# THE EXERCISE:
Locate every line that holds the string "опухоли" and copy it.
-- START MATERIAL PROVIDED --
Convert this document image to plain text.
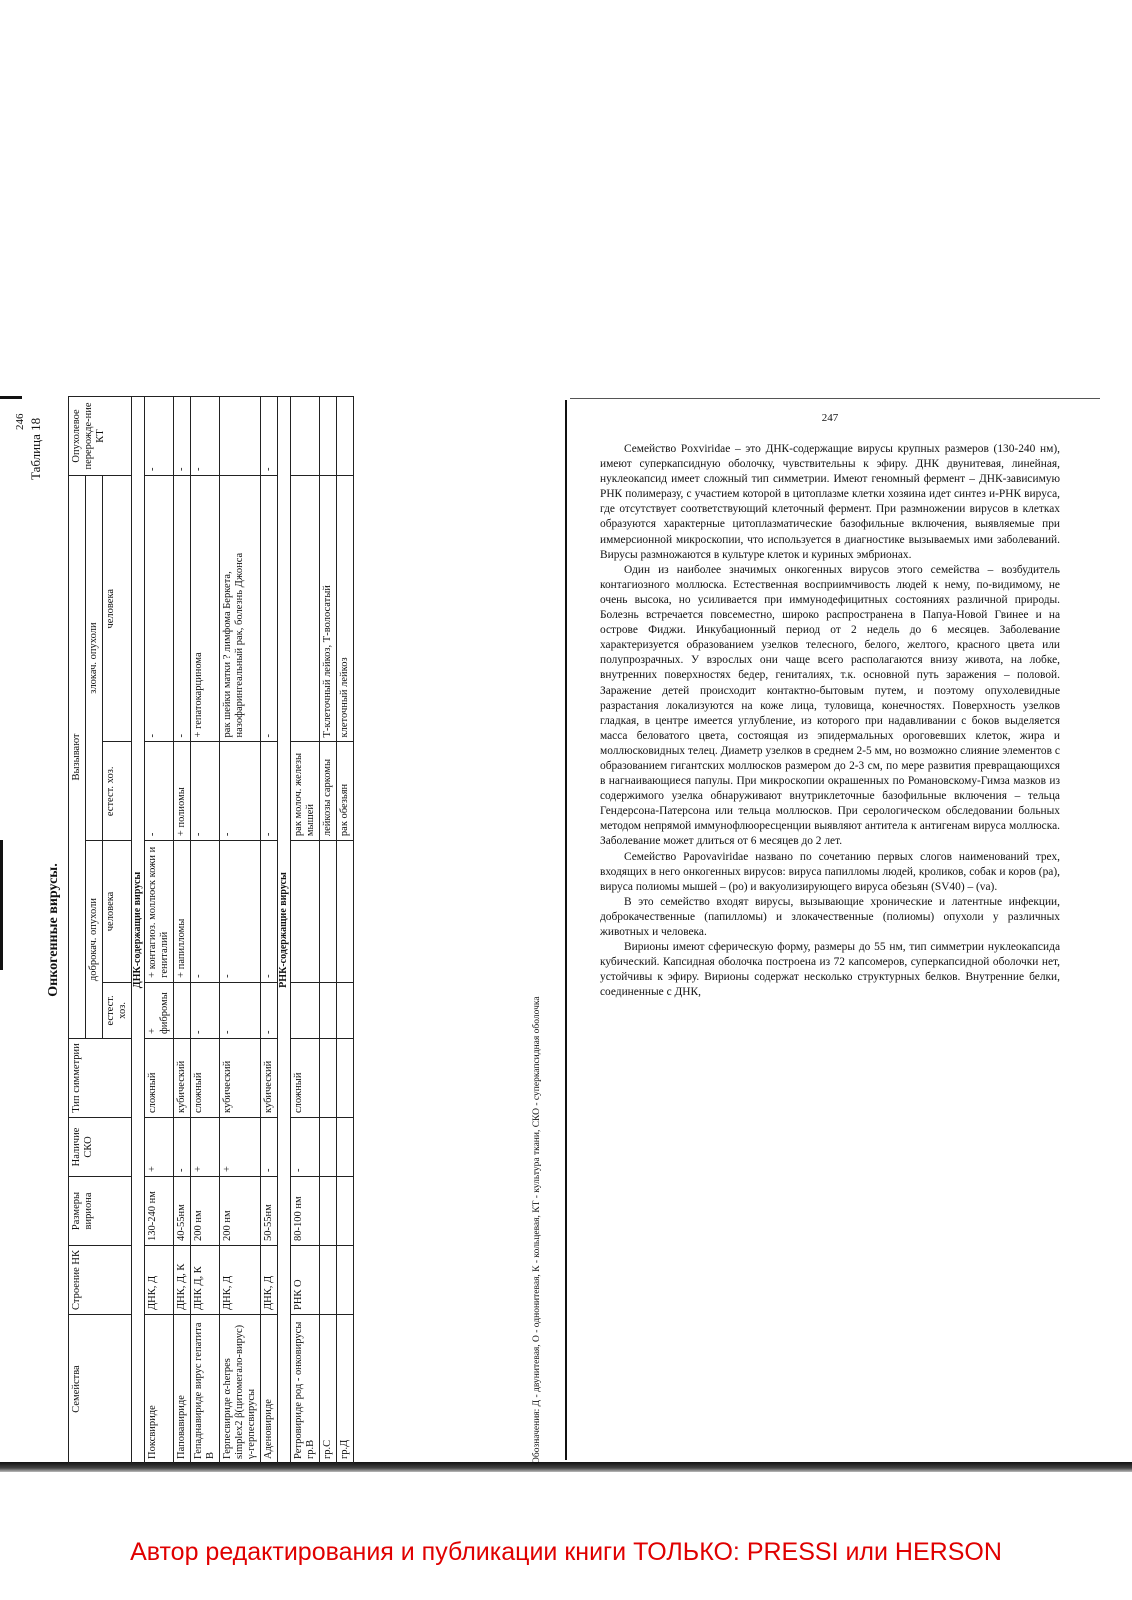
246 Таблица 18
Онкогенные вирусы.
Семейства	Строение НК	Размеры вириона	Наличие СКО	Тип симметрии	Вызывают				Опухолевое перерожде-ние КТ
					доброкач. опухоли		злокач. опухоли		
					естест. хоз.	человека	естест. хоз.	человека	
ДНК-содержащие вирусы									
Поксвириде	ДНК, Д	130-240 нм	+	сложный	+ фибромы	+ контагиоз. моллюск кожи и гениталий	-	-	-
Паповавириде	ДНК, Д, К	40-55нм	-	кубический		+ папилломы	+ полиомы	-	-
Гепаднавириде вирус гепатита В	ДНК Д, К	200 нм	+	сложный	-	-	-	+ гепатокарцинома	-
Герпесвириде α-herpes simplex2 β(цитомегало-вирус) γ-герпесвирусы	ДНК, Д	200 нм	+	кубический	-	-	-	рак шейки матки ? лимфома Беркета, назофарингеальный рак, болезнь Джонса	
Аденовириде	ДНК, Д	50-55нм	-	кубический	-	-	-	-	-
РНК-содержащие вирусы									
Ретровириде род - онковирусы гр.В	РНК О	80-100 нм	-	сложный			рак молоч. железы мышей		
гр.С							лейкозы саркомы	Т-клеточный лейкоз, Т-волосатый	
гр.Д							рак обезьян	клеточный лейкоз	
Обозначения: Д - двунитевая, О - однонитевая, К - кольцевая, КТ - культура ткани, СКО - суперкапсидная оболочка
247

Семейство Poxviridae – это ДНК-содержащие вирусы крупных размеров (130-240 нм), имеют суперкапсидную оболочку, чувствительны к эфиру. ДНК двунитевая, линейная, нуклеокапсид имеет сложный тип симметрии. Имеют геномный фермент – ДНК-зависимую РНК полимеразу, с участием которой в цитоплазме клетки хозяина идет синтез и-РНК вируса, где отсутствует соответствующий клеточный фермент. При размножении вирусов в клетках образуются характерные цитоплазматические базофильные включения, выявляемые при иммерсионной микроскопии, что используется в диагностике вызываемых ими заболеваний. Вирусы размножаются в культуре клеток и куриных эмбрионах.

Один из наиболее значимых онкогенных вирусов этого семейства – возбудитель контагиозного моллюска. Естественная восприимчивость людей к нему, по-видимому, не очень высока, но усиливается при иммунодефицитных состояниях различной природы. Болезнь встречается повсеместно, широко распространена в Папуа-Новой Гвинее и на острове Фиджи. Инкубационный период от 2 недель до 6 месяцев. Заболевание характеризуется образованием узелков телесного, белого, желтого, красного цвета или полупрозрачных. У взрослых они чаще всего располагаются внизу живота, на лобке, внутренних поверхностях бедер, гениталиях, т.к. основной путь заражения – половой. Заражение детей происходит контактно-бытовым путем, и поэтому опухолевидные разрастания локализуются на коже лица, туловища, конечностях. Поверхность узелков гладкая, в центре имеется углубление, из которого при надавливании с боков выделяется масса беловатого цвета, состоящая из эпидермальных ороговевших клеток, жира и моллюсковидных телец. Диаметр узелков в среднем 2-5 мм, но возможно слияние элементов с образованием гигантских моллюсков размером до 2-3 см, по мере развития превращающихся в нагнаивающиеся папулы. При микроскопии окрашенных по Романовскому-Гимза мазков из содержимого узелка обнаруживают внутриклеточные базофильные включения – тельца Гендерсона-Патерсона или тельца моллюсков. При серологическом обследовании больных методом непрямой иммунофлюоресценции выявляют антитела к антигенам вируса моллюска. Заболевание может длиться от 6 месяцев до 2 лет.

Семейство Papovaviridae названо по сочетанию первых слогов наименований трех, входящих в него онкогенных вирусов: вируса папилломы людей, кроликов, собак и коров (pa), вируса полиомы мышей – (po) и вакуолизирующего вируса обезьян (SV40) – (va).

В это семейство входят вирусы, вызывающие хронические и латентные инфекции, доброкачественные (папилломы) и злокачественные (полиомы) опухоли у различных животных и человека.

Вирионы имеют сферическую форму, размеры до 55 нм, тип симметрии нуклеокапсида кубический. Капсидная оболочка построена из 72 капсомеров, суперкапсидной оболочки нет, устойчивы к эфиру. Вирионы содержат несколько структурных белков. Внутренние белки, соединенные с ДНК,

Автор редактирования и публикации книги ТОЛЬКО: PRESSI или HERSON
-- END MATERIAL PROVIDED --
# WRITTEN REPLY:
					доброкач. опухоли		злокач. опухоли		
В это семейство входят вирусы, вызывающие хронические и латентные инфекции, доброкачественные (папилломы) и злокачественные (полиомы) опухоли у различных животных и человека.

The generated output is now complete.